* **Aim of the exercise**:
Pull every line holding the string "JSON" from the records below.

* **Extracted material**:

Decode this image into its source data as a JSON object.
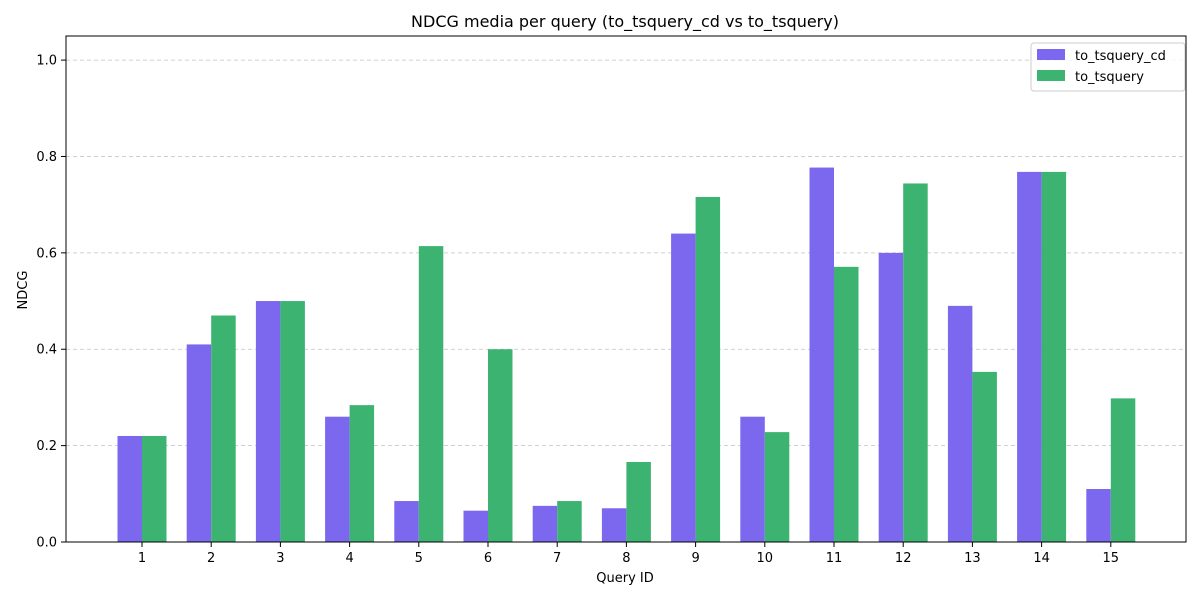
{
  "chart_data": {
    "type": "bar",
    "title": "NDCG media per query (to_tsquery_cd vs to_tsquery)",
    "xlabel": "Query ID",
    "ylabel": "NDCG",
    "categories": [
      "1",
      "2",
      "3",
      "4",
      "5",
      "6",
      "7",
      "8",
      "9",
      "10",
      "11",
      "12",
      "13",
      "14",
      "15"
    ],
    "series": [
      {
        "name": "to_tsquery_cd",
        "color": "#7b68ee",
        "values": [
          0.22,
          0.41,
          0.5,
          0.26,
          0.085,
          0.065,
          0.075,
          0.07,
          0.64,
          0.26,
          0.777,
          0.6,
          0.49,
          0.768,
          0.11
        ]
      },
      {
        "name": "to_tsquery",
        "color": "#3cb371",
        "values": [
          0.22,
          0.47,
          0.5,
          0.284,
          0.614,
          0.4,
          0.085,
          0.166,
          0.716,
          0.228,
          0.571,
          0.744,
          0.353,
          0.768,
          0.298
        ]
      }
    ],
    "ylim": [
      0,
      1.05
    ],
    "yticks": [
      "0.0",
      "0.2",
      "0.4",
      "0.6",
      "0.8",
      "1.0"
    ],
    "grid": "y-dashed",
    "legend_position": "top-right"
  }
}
--
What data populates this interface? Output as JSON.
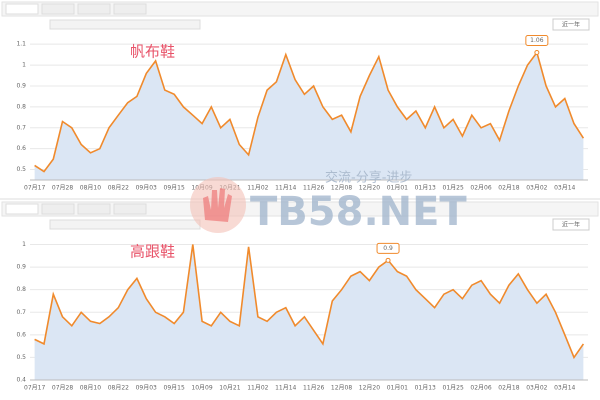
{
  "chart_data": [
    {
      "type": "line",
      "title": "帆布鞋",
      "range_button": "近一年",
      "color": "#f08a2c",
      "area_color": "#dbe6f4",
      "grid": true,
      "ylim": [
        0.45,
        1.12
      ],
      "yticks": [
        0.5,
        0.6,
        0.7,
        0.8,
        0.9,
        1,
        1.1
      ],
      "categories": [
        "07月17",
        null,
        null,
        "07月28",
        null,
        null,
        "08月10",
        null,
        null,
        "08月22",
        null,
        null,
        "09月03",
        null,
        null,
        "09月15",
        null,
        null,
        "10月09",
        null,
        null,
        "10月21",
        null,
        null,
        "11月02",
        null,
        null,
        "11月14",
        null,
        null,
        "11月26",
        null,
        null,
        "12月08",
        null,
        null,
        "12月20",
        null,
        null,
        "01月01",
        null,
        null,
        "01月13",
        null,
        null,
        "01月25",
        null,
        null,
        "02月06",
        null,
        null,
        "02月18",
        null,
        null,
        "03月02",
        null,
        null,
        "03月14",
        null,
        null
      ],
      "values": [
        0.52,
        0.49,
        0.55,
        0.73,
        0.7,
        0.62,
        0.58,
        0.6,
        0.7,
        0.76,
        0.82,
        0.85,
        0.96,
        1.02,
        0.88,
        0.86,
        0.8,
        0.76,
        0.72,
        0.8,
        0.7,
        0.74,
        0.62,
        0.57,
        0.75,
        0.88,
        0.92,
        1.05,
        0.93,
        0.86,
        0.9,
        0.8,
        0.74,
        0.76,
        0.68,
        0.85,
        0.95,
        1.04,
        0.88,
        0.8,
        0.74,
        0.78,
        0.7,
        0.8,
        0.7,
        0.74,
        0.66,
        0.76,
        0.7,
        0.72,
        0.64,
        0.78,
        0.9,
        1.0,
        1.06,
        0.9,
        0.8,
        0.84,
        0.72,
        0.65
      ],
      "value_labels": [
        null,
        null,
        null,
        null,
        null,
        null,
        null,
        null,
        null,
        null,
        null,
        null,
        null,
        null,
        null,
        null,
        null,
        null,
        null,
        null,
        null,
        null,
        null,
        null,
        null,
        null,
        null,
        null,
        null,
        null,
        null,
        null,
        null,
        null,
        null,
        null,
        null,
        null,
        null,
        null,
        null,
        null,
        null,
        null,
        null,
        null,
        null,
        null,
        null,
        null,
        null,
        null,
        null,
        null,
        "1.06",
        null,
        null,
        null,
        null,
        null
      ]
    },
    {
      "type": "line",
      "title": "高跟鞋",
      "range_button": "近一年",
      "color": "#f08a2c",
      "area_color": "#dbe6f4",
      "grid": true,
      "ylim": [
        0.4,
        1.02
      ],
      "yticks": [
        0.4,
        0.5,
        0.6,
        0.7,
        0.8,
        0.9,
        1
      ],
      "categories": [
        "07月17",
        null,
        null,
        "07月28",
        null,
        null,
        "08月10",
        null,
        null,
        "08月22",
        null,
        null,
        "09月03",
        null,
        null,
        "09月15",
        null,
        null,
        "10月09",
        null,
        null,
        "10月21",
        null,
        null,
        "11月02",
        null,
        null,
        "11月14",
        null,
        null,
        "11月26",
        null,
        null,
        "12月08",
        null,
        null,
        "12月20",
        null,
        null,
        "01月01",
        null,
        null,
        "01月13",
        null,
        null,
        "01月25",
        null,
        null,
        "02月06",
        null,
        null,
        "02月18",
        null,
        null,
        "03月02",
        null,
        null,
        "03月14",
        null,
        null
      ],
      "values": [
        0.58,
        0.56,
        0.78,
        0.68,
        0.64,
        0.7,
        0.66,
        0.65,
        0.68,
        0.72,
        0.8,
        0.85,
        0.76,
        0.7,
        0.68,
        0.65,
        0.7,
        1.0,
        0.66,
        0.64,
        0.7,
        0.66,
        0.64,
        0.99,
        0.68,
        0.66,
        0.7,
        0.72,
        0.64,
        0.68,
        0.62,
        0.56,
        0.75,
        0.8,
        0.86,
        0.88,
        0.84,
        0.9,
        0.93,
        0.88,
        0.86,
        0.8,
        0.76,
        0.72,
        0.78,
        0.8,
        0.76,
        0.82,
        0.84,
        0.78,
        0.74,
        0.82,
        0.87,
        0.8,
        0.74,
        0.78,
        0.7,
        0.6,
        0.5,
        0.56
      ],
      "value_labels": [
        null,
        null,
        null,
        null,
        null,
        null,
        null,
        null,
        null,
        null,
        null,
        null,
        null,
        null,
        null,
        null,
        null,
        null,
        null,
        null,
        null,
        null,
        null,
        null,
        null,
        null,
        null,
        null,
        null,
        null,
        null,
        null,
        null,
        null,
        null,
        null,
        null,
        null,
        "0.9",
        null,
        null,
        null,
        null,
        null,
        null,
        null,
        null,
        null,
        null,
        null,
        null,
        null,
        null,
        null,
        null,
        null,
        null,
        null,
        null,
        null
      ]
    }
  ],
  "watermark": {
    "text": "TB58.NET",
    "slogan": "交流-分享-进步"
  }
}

* **Exercise answer**:
Decode this image into its source data as a JSON object.
What data populates this interface? Output as JSON.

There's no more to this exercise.